What you need to do :: Repeat the data below exactly, dropping any pictures it holds.

Data records ::
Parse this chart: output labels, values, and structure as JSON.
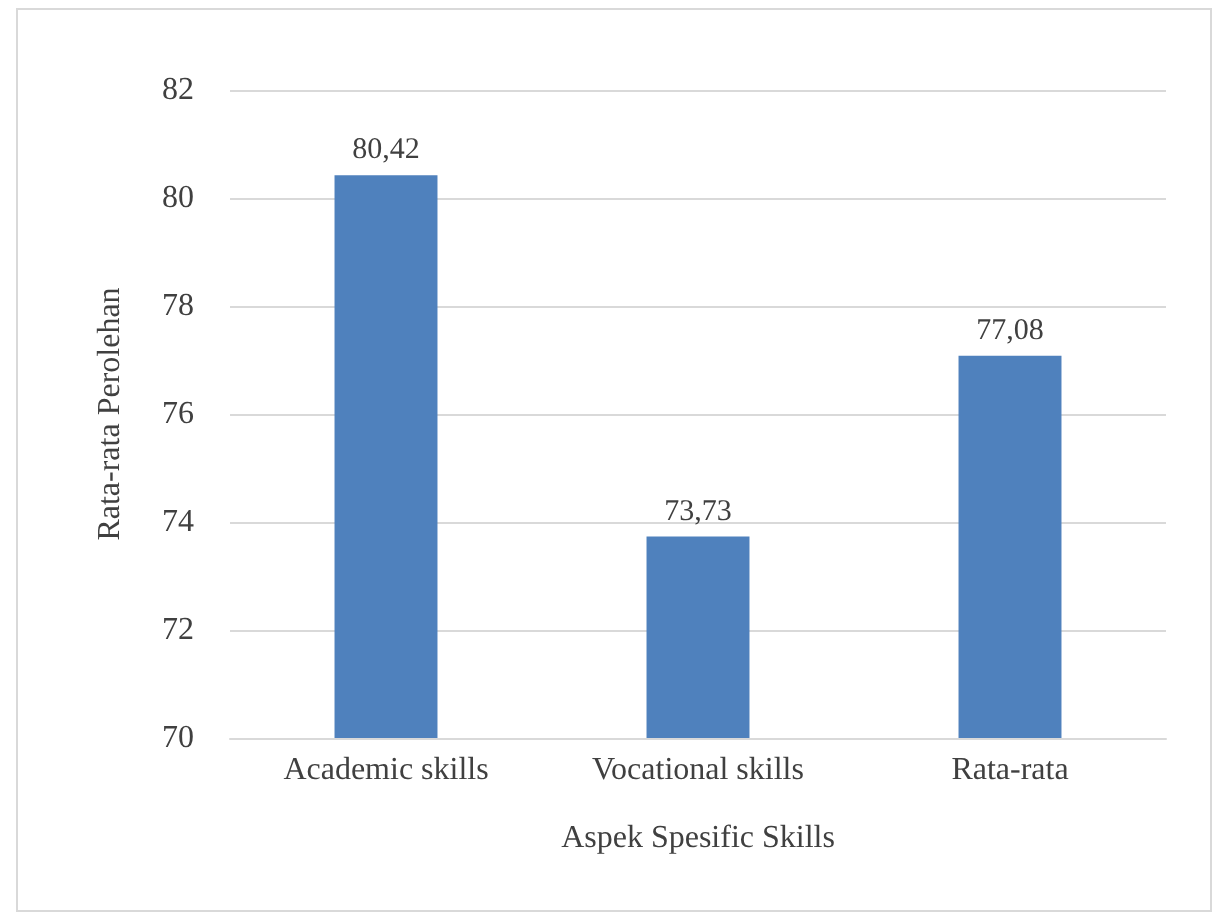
{
  "chart_data": {
    "type": "bar",
    "xlabel": "Aspek Spesific Skills",
    "ylabel": "Rata-rata Perolehan",
    "categories": [
      "Academic skills",
      "Vocational skills",
      "Rata-rata"
    ],
    "values": [
      80.42,
      73.73,
      77.08
    ],
    "color": "#4f81bd",
    "value_labels": [
      "80,42",
      "73,73",
      "77,08"
    ],
    "ylim": [
      70,
      82
    ],
    "yticks": [
      70,
      72,
      74,
      76,
      78,
      80,
      82
    ],
    "grid": "y"
  }
}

Worked solution ::
Parse this chart: output labels, values, and structure as JSON.
{
  "chart_data": {
    "type": "bar",
    "xlabel": "Aspek Spesific Skills",
    "ylabel": "Rata-rata Perolehan",
    "categories": [
      "Academic skills",
      "Vocational skills",
      "Rata-rata"
    ],
    "values": [
      80.42,
      73.73,
      77.08
    ],
    "color": "#4f81bd",
    "value_labels": [
      "80,42",
      "73,73",
      "77,08"
    ],
    "ylim": [
      70,
      82
    ],
    "yticks": [
      70,
      72,
      74,
      76,
      78,
      80,
      82
    ],
    "grid": "y"
  }
}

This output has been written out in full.